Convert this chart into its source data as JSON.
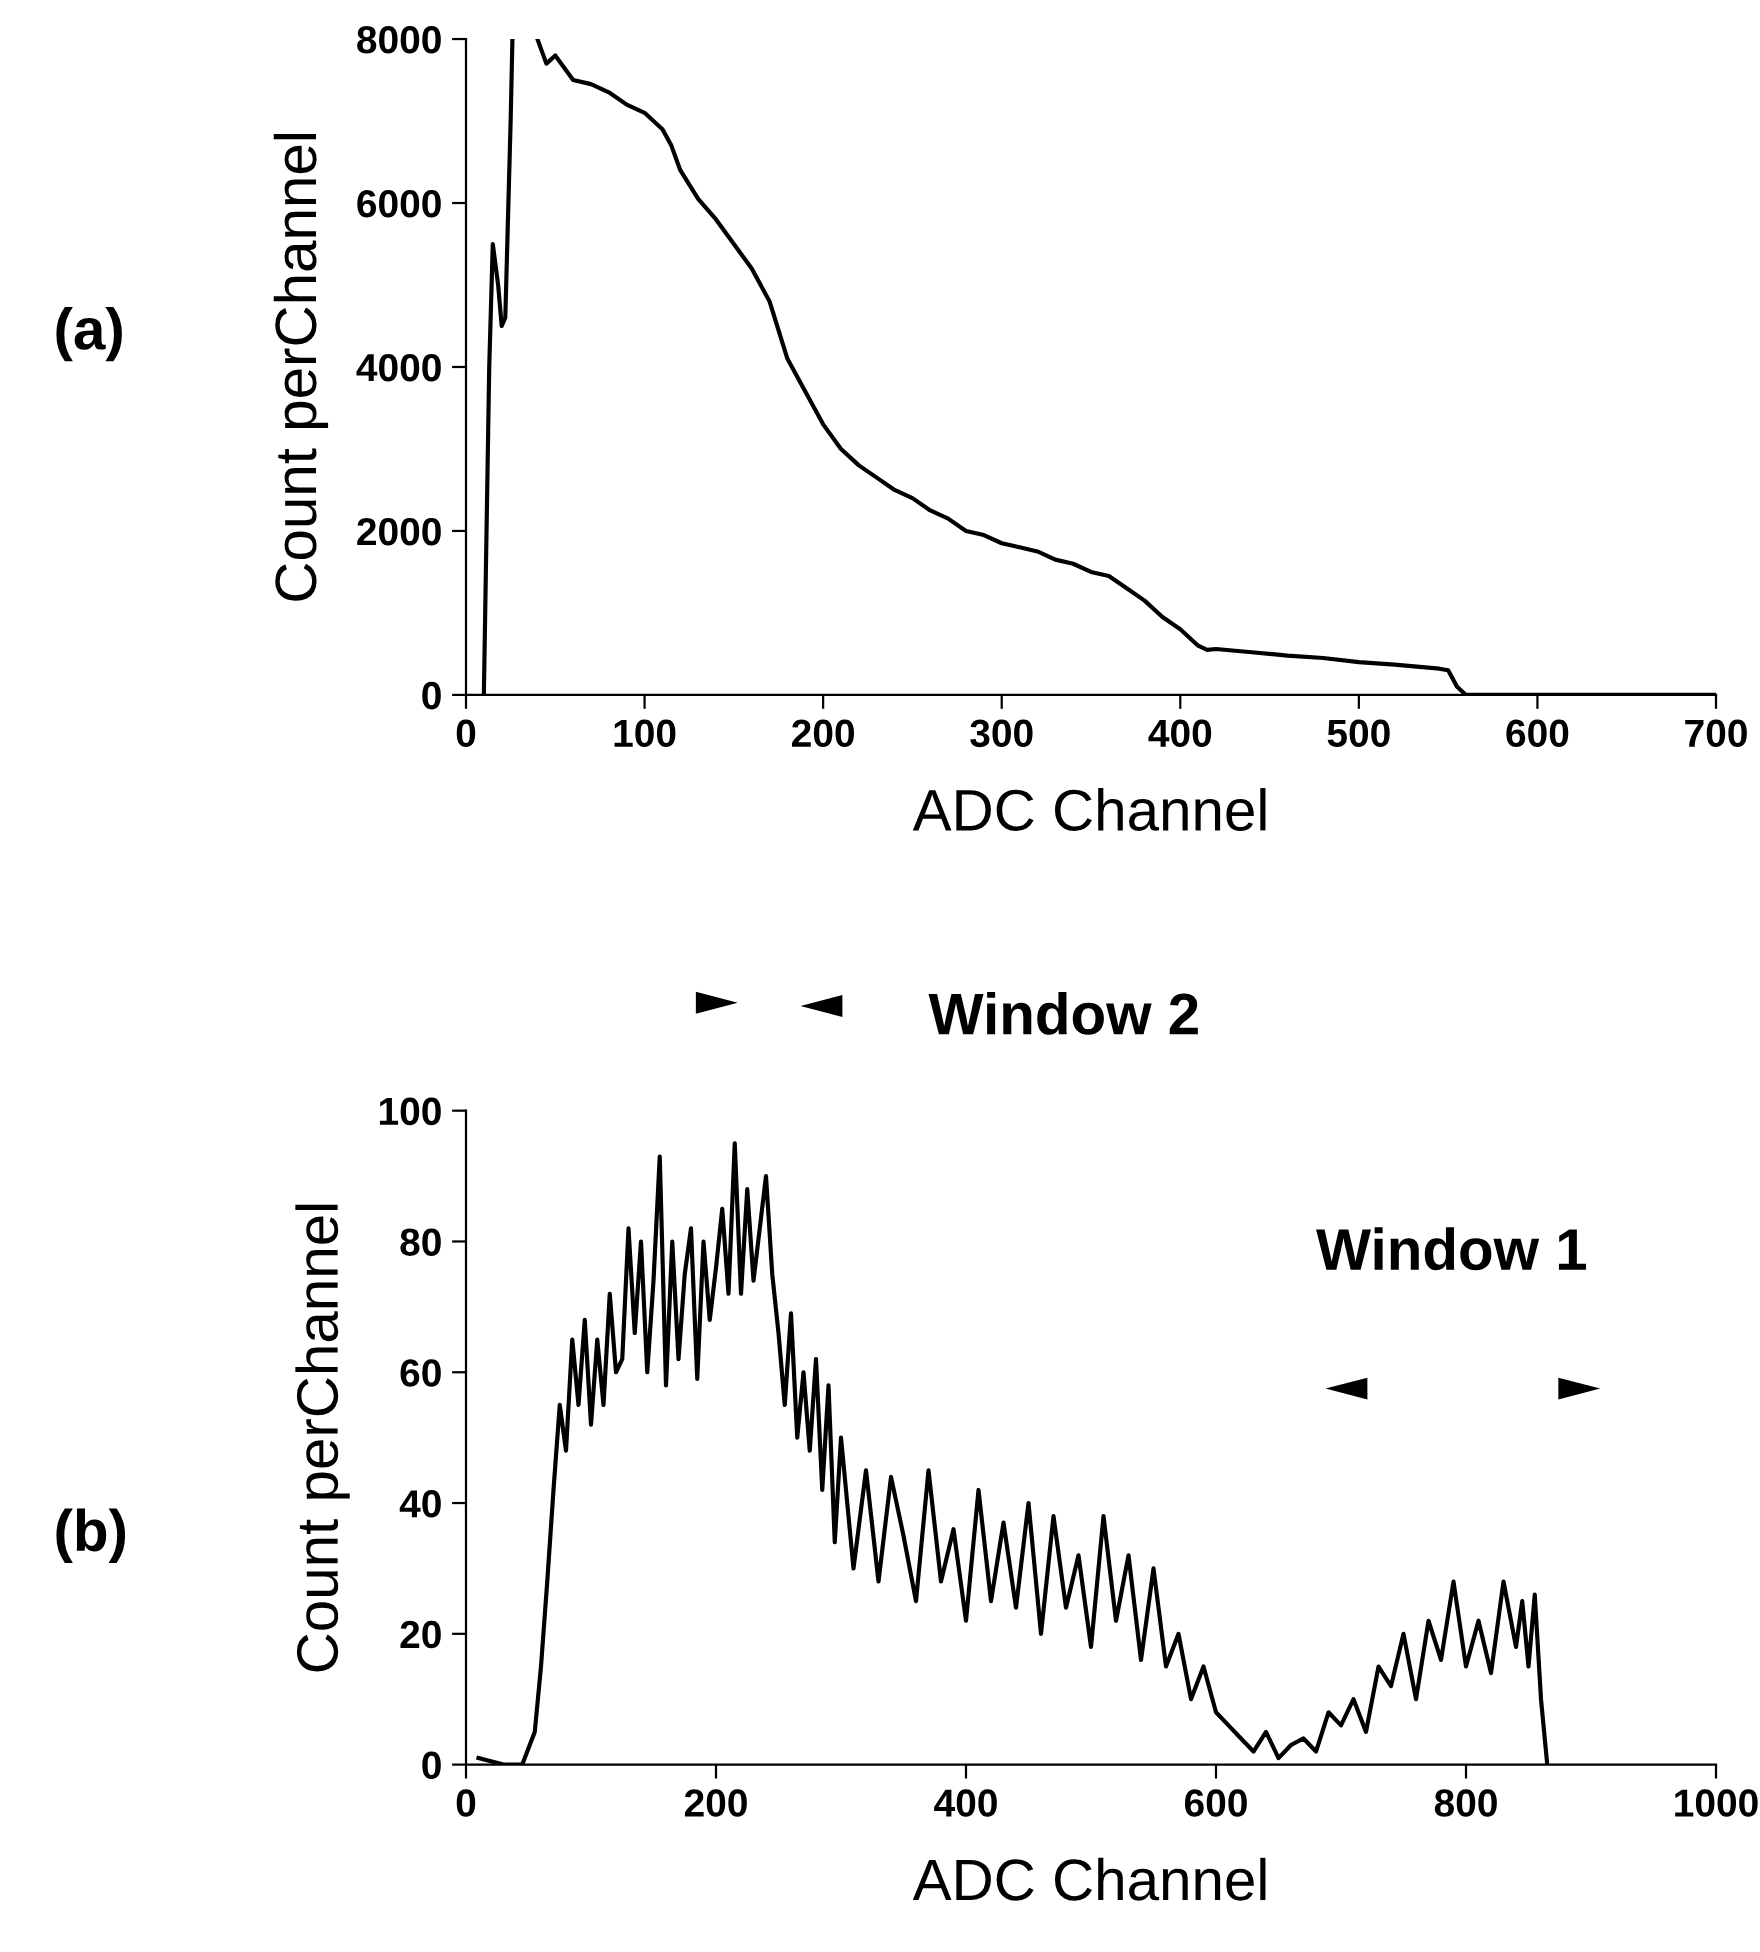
{
  "chart_data": [
    {
      "type": "line",
      "xlabel": "ADC Channel",
      "ylabel": "Count perChannel",
      "annotations": [
        "(a)"
      ],
      "xlim": [
        0,
        700
      ],
      "ylim": [
        0,
        8000
      ],
      "xticks": [
        0,
        100,
        200,
        300,
        400,
        500,
        600,
        700
      ],
      "yticks": [
        0,
        2000,
        4000,
        6000,
        8000
      ],
      "grid": false,
      "legend": false,
      "series": [
        {
          "color": "#000000",
          "x": [
            10,
            13,
            15,
            18,
            20,
            22,
            25,
            26,
            33,
            40,
            45,
            50,
            60,
            70,
            80,
            90,
            100,
            105,
            110,
            115,
            120,
            130,
            140,
            150,
            160,
            170,
            175,
            180,
            190,
            200,
            210,
            220,
            230,
            240,
            250,
            260,
            270,
            280,
            290,
            300,
            310,
            320,
            330,
            340,
            350,
            360,
            370,
            380,
            390,
            400,
            410,
            415,
            420,
            440,
            460,
            480,
            500,
            520,
            545,
            550,
            555,
            560,
            600,
            700
          ],
          "values": [
            0,
            4000,
            5500,
            5000,
            4500,
            4600,
            7000,
            8000,
            null,
            8000,
            7700,
            7800,
            7500,
            7450,
            7350,
            7200,
            7100,
            7000,
            6900,
            6700,
            6400,
            6050,
            5800,
            5500,
            5200,
            4800,
            4450,
            4100,
            3700,
            3300,
            3000,
            2800,
            2650,
            2500,
            2400,
            2250,
            2150,
            2000,
            1950,
            1850,
            1800,
            1750,
            1650,
            1600,
            1500,
            1450,
            1300,
            1150,
            950,
            800,
            600,
            550,
            560,
            520,
            480,
            450,
            400,
            370,
            320,
            300,
            100,
            0,
            0,
            0
          ]
        }
      ]
    },
    {
      "type": "line",
      "xlabel": "ADC Channel",
      "ylabel": "Count perChannel",
      "annotations": [
        "(b)",
        "Window 2",
        "Window 1"
      ],
      "xlim": [
        0,
        1000
      ],
      "ylim": [
        0,
        100
      ],
      "xticks": [
        0,
        200,
        400,
        600,
        800,
        1000
      ],
      "yticks": [
        0,
        20,
        40,
        60,
        80,
        100
      ],
      "grid": false,
      "legend": false,
      "series": [
        {
          "color": "#000000",
          "x": [
            10,
            30,
            45,
            55,
            60,
            65,
            70,
            75,
            80,
            85,
            90,
            95,
            100,
            105,
            110,
            115,
            120,
            125,
            130,
            135,
            140,
            145,
            150,
            155,
            160,
            165,
            170,
            175,
            180,
            185,
            190,
            195,
            200,
            205,
            210,
            215,
            220,
            225,
            230,
            235,
            240,
            245,
            250,
            255,
            260,
            265,
            270,
            275,
            280,
            285,
            290,
            295,
            300,
            310,
            320,
            330,
            340,
            350,
            360,
            370,
            380,
            390,
            400,
            410,
            420,
            430,
            440,
            450,
            460,
            470,
            480,
            490,
            500,
            510,
            520,
            530,
            540,
            550,
            560,
            570,
            580,
            590,
            600,
            610,
            620,
            630,
            640,
            650,
            660,
            670,
            680,
            690,
            700,
            710,
            720,
            730,
            740,
            750,
            760,
            770,
            780,
            790,
            800,
            810,
            820,
            830,
            840,
            845,
            850,
            855,
            860,
            865
          ],
          "values": [
            1,
            0,
            0,
            5,
            15,
            28,
            42,
            55,
            48,
            65,
            55,
            68,
            52,
            65,
            55,
            72,
            60,
            62,
            82,
            66,
            80,
            60,
            74,
            93,
            58,
            80,
            62,
            75,
            82,
            59,
            80,
            68,
            76,
            85,
            72,
            95,
            72,
            88,
            74,
            82,
            90,
            75,
            66,
            55,
            69,
            50,
            60,
            48,
            62,
            42,
            58,
            34,
            50,
            30,
            45,
            28,
            44,
            35,
            25,
            45,
            28,
            36,
            22,
            42,
            25,
            37,
            24,
            40,
            20,
            38,
            24,
            32,
            18,
            38,
            22,
            32,
            16,
            30,
            15,
            20,
            10,
            15,
            8,
            6,
            4,
            2,
            5,
            1,
            3,
            4,
            2,
            8,
            6,
            10,
            5,
            15,
            12,
            20,
            10,
            22,
            16,
            28,
            15,
            22,
            14,
            28,
            18,
            25,
            15,
            26,
            10,
            0
          ]
        }
      ]
    }
  ]
}
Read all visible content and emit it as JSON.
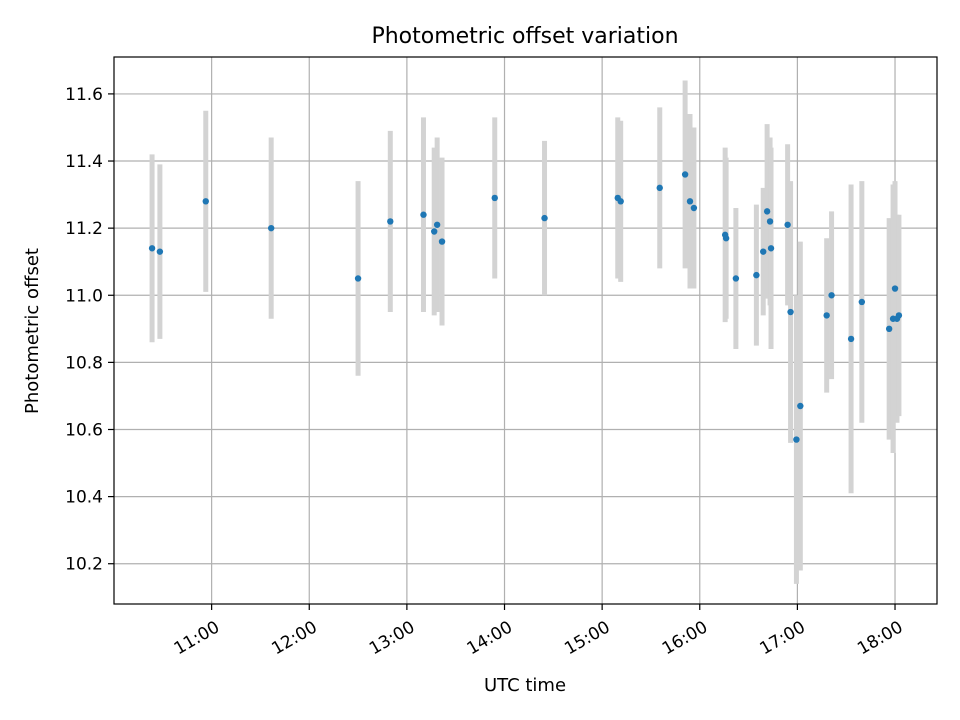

------------------------------------------------

#### TASK:
All entries must be written out again exactly as given, with no pictures in the copy.

#### TASK RESPONSE:
Convert this chart into its source data as JSON.
{
  "chart_data": [
    {
      "type": "line",
      "xlabel": "ADC Channel",
      "ylabel": "Count perChannel",
      "annotations": [
        "(a)"
      ],
      "xlim": [
        0,
        700
      ],
      "ylim": [
        0,
        8000
      ],
      "xticks": [
        0,
        100,
        200,
        300,
        400,
        500,
        600,
        700
      ],
      "yticks": [
        0,
        2000,
        4000,
        6000,
        8000
      ],
      "grid": false,
      "legend": false,
      "series": [
        {
          "color": "#000000",
          "x": [
            10,
            13,
            15,
            18,
            20,
            22,
            25,
            26,
            33,
            40,
            45,
            50,
            60,
            70,
            80,
            90,
            100,
            105,
            110,
            115,
            120,
            130,
            140,
            150,
            160,
            170,
            175,
            180,
            190,
            200,
            210,
            220,
            230,
            240,
            250,
            260,
            270,
            280,
            290,
            300,
            310,
            320,
            330,
            340,
            350,
            360,
            370,
            380,
            390,
            400,
            410,
            415,
            420,
            440,
            460,
            480,
            500,
            520,
            545,
            550,
            555,
            560,
            600,
            700
          ],
          "values": [
            0,
            4000,
            5500,
            5000,
            4500,
            4600,
            7000,
            8000,
            null,
            8000,
            7700,
            7800,
            7500,
            7450,
            7350,
            7200,
            7100,
            7000,
            6900,
            6700,
            6400,
            6050,
            5800,
            5500,
            5200,
            4800,
            4450,
            4100,
            3700,
            3300,
            3000,
            2800,
            2650,
            2500,
            2400,
            2250,
            2150,
            2000,
            1950,
            1850,
            1800,
            1750,
            1650,
            1600,
            1500,
            1450,
            1300,
            1150,
            950,
            800,
            600,
            550,
            560,
            520,
            480,
            450,
            400,
            370,
            320,
            300,
            100,
            0,
            0,
            0
          ]
        }
      ]
    },
    {
      "type": "line",
      "xlabel": "ADC Channel",
      "ylabel": "Count perChannel",
      "annotations": [
        "(b)",
        "Window 2",
        "Window 1"
      ],
      "xlim": [
        0,
        1000
      ],
      "ylim": [
        0,
        100
      ],
      "xticks": [
        0,
        200,
        400,
        600,
        800,
        1000
      ],
      "yticks": [
        0,
        20,
        40,
        60,
        80,
        100
      ],
      "grid": false,
      "legend": false,
      "series": [
        {
          "color": "#000000",
          "x": [
            10,
            30,
            45,
            55,
            60,
            65,
            70,
            75,
            80,
            85,
            90,
            95,
            100,
            105,
            110,
            115,
            120,
            125,
            130,
            135,
            140,
            145,
            150,
            155,
            160,
            165,
            170,
            175,
            180,
            185,
            190,
            195,
            200,
            205,
            210,
            215,
            220,
            225,
            230,
            235,
            240,
            245,
            250,
            255,
            260,
            265,
            270,
            275,
            280,
            285,
            290,
            295,
            300,
            310,
            320,
            330,
            340,
            350,
            360,
            370,
            380,
            390,
            400,
            410,
            420,
            430,
            440,
            450,
            460,
            470,
            480,
            490,
            500,
            510,
            520,
            530,
            540,
            550,
            560,
            570,
            580,
            590,
            600,
            610,
            620,
            630,
            640,
            650,
            660,
            670,
            680,
            690,
            700,
            710,
            720,
            730,
            740,
            750,
            760,
            770,
            780,
            790,
            800,
            810,
            820,
            830,
            840,
            845,
            850,
            855,
            860,
            865
          ],
          "values": [
            1,
            0,
            0,
            5,
            15,
            28,
            42,
            55,
            48,
            65,
            55,
            68,
            52,
            65,
            55,
            72,
            60,
            62,
            82,
            66,
            80,
            60,
            74,
            93,
            58,
            80,
            62,
            75,
            82,
            59,
            80,
            68,
            76,
            85,
            72,
            95,
            72,
            88,
            74,
            82,
            90,
            75,
            66,
            55,
            69,
            50,
            60,
            48,
            62,
            42,
            58,
            34,
            50,
            30,
            45,
            28,
            44,
            35,
            25,
            45,
            28,
            36,
            22,
            42,
            25,
            37,
            24,
            40,
            20,
            38,
            24,
            32,
            18,
            38,
            22,
            32,
            16,
            30,
            15,
            20,
            10,
            15,
            8,
            6,
            4,
            2,
            5,
            1,
            3,
            4,
            2,
            8,
            6,
            10,
            5,
            15,
            12,
            20,
            10,
            22,
            16,
            28,
            15,
            22,
            14,
            28,
            18,
            25,
            15,
            26,
            10,
            0
          ]
        }
      ]
    }
  ]
}
Read all visible content and emit it as JSON.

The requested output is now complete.